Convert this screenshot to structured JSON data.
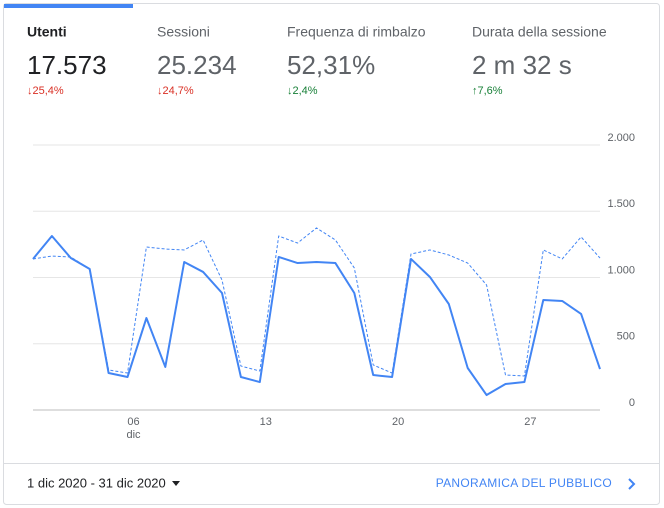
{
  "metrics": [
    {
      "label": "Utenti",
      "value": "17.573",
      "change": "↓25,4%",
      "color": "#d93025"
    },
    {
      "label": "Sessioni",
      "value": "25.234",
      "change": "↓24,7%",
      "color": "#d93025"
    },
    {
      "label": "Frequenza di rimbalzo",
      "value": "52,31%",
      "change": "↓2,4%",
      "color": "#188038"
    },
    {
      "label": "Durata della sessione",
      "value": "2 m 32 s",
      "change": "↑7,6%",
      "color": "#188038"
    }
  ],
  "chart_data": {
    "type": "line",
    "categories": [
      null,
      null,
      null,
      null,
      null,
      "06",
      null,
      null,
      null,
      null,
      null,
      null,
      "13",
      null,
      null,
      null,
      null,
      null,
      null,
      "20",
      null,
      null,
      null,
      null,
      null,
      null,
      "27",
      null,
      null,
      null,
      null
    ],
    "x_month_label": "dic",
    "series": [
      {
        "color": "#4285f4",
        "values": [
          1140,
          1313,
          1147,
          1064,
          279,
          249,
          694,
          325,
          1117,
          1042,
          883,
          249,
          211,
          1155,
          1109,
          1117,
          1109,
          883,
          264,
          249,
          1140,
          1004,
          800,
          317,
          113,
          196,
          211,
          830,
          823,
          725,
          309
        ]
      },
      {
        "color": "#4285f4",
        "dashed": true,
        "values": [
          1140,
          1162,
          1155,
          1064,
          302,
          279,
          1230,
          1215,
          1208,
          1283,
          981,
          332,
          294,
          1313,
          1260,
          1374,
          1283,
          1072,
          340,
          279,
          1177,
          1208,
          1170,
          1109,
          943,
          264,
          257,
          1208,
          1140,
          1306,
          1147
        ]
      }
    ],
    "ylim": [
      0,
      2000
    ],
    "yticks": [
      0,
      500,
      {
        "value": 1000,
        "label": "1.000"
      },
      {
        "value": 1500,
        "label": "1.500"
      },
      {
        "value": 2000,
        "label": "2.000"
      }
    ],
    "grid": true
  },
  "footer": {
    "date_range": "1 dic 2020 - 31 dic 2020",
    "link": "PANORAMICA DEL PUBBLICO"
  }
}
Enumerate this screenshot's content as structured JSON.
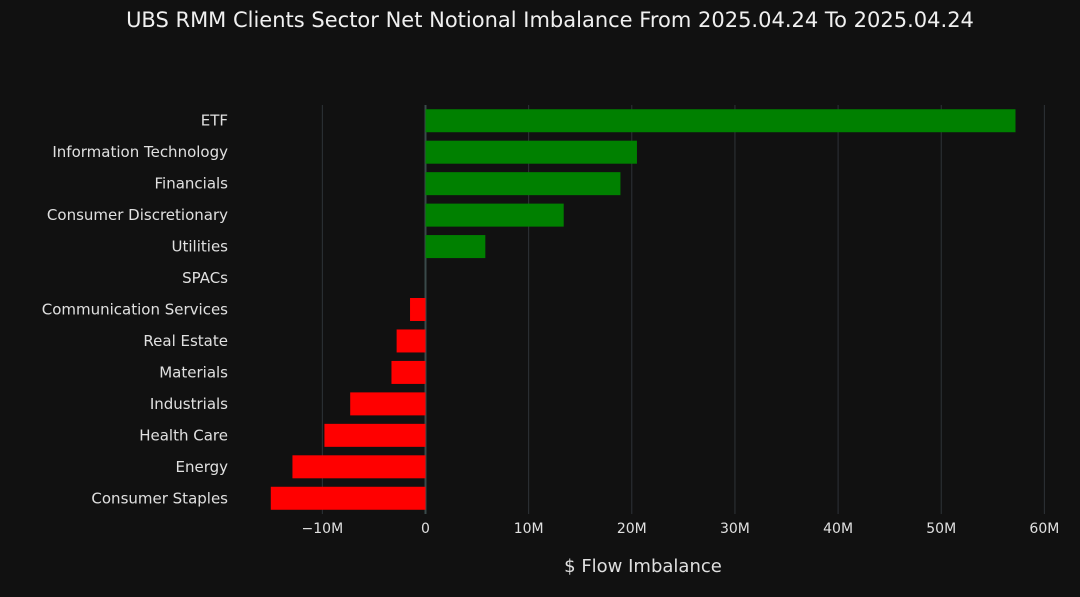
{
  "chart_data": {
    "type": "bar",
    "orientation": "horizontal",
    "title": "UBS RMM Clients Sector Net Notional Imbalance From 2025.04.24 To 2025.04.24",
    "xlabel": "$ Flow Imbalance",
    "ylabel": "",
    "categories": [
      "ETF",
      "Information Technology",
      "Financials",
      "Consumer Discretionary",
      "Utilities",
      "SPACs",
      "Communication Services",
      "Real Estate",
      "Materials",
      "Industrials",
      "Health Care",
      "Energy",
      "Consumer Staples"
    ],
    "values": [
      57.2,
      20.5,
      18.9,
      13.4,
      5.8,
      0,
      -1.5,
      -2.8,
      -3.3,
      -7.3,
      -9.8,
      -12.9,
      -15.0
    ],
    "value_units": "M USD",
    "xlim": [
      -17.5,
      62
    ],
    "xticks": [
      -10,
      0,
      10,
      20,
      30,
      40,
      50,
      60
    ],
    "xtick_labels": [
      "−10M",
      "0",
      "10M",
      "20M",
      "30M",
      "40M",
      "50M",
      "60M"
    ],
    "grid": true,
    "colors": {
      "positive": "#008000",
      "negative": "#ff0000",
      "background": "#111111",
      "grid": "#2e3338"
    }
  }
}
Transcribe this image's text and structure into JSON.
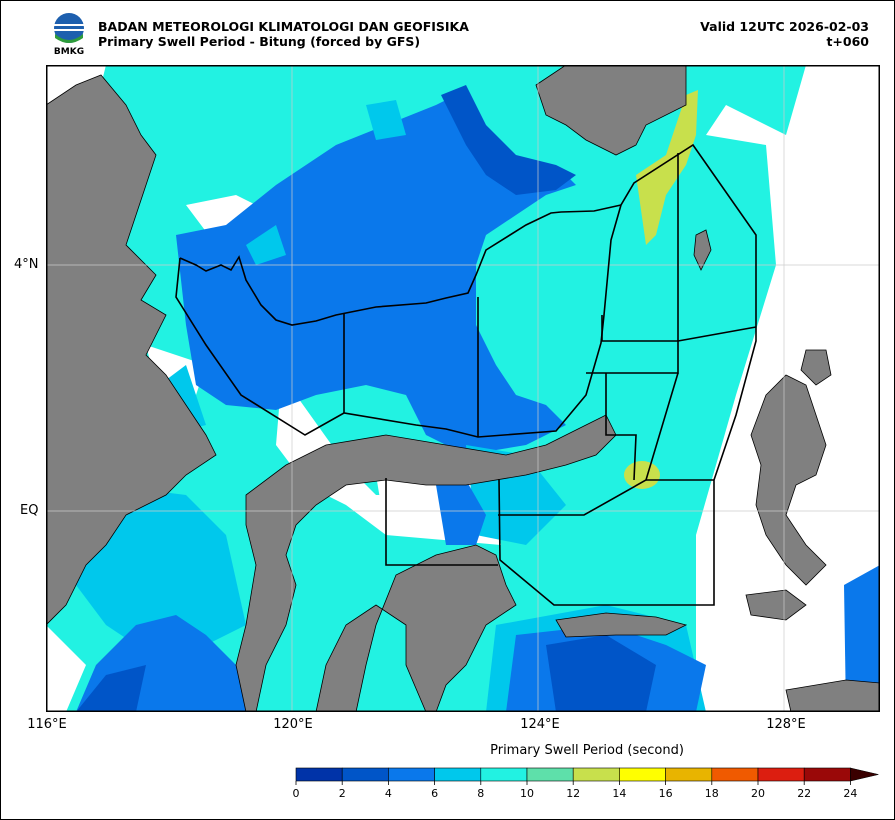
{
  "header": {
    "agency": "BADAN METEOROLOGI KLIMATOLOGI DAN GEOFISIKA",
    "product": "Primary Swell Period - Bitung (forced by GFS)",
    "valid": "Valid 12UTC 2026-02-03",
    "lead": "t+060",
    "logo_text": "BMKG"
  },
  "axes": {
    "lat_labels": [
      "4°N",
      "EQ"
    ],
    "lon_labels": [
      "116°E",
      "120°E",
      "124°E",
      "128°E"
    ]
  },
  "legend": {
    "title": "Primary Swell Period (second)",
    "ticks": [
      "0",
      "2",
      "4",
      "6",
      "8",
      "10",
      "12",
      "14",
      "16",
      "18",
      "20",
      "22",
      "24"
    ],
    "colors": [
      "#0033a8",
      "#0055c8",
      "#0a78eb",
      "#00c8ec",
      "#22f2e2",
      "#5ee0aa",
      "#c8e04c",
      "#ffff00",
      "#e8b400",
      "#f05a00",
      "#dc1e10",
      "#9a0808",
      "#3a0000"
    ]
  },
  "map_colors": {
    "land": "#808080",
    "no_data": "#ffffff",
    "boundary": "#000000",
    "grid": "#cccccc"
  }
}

# [Task statement]
Identify each line in the entries with the word "Imbalance" and copy it.

# [Result of this task]
    "title": "UBS RMM Clients Sector Net Notional Imbalance From 2025.04.24 To 2025.04.24",
    "xlabel": "$ Flow Imbalance",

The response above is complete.